● **Requirement 1**:
Using the extract on the EM algorithm for Gaussian mixtures, explain in one to three sentences why the M-step updates for the component means and covariances resemble the ordinary sample mean and covariance formulas.
● **Requirement 2**:
In the extract on the EM algorithm for Gaussian mixtures, rewrite the paragraph beginning "To see where these updates come from" as a concise list that keeps its main facts.
___ Selected extract ___
For the common Gaussian-mixture case, the M-step updates are:
\[N_k^{(t)}=\sum_{i=1}^n \gamma_{ik},\] \[\pi_k^{(t+1)}=\frac{N_k^{(t)}}{n},\] \[\mu_k^{(t+1)} = \frac{1}{N_k^{(t)}}\sum_{i=1}^n \gamma_{ik}x_i,\]and
\[\Sigma_k^{(t+1)} = \frac{1}{N_k^{(t)}}\sum_{i=1}^n \gamma_{ik}(x_i-\mu_k^{(t+1)})(x_i-\mu_k^{(t+1)})^T.\]The responsibilities make the update look like the usual sample mean and covariance formulas, except that each point contributes fractionally to each component.
To see where these updates come from, introduce indicator variables
\[Z_{ik} = \mathbf{1}\{Z_i=k\}.\]The complete-data log likelihood is
\[\log p(x,z\mid\theta) = \sum_{i=1}^n\sum_{k=1}^K Z_{ik} \left[ \log \pi_k+\log N(x_i\mid\mu_k,\Sigma_k) \right].\]The E-step replaces the unobserved indicators by their conditional expectations,
\[E[Z_{ik}\mid x_i,\theta^{(t)}]=\gamma_{ik}.\]The M-step then maximizes
\[Q(\theta\mid\theta^{(t)}) = \sum_{i=1}^n\sum_{k=1}^K \gamma_{ik} \left[ \log \pi_k+\log N(x_i\mid\mu_k,\Sigma_k) \right].\]Maximizing over $\pi_k$ subject to $\sum_k\pi_k=1$ uses a Lagrange multiplier and gives $\pi_k=N_k/n$. Maximizing over $\mu_k$ and $\Sigma_k$ gives weighted Gaussian MLEs. This is why the EM algorithm for Gaussian mixtures looks like a soft version of clustering.
___ Collected material ___
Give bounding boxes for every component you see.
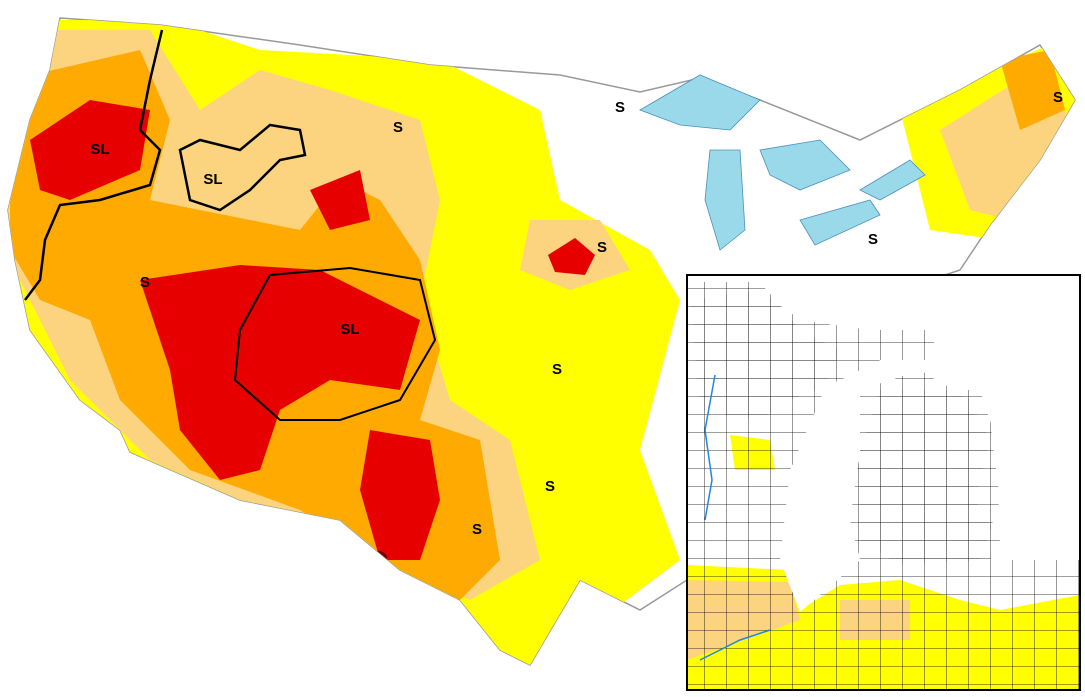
___
● **Correct answer 1**:
The responsibilities $\gamma_{ik}$ weight each point's contribution to each component. As a result, the updates take the form of the usual sample mean and covariance formulas. The difference is that each point contributes fractionally to every component instead of wholly to one.

● **Correct answer 2**:
- Introduce indicator variables $Z_{ik} = \mathbf{1}\{Z_i=k\}$.
- The complete-data log likelihood is $\sum_{i}\sum_{k} Z_{ik}\,[\log \pi_k + \log N(x_i\mid\mu_k,\Sigma_k)]$.
- E-step: replace the unobserved indicators with their conditional expectations, $E[Z_{ik}\mid x_i,\theta^{(t)}]=\gamma_{ik}$.
- M-step: maximize $Q(\theta\mid\theta^{(t)}) = \sum_{i}\sum_{k} \gamma_{ik}\,[\log \pi_k + \log N(x_i\mid\mu_k,\Sigma_k)]$.
- Maximizing over $\pi_k$ subject to $\sum_k \pi_k = 1$, using a Lagrange multiplier, gives $\pi_k = N_k/n$.
- Maximizing over $\mu_k$ and $\Sigma_k$ gives weighted Gaussian MLEs.
- For this reason, EM for Gaussian mixtures looks like a soft version of clustering.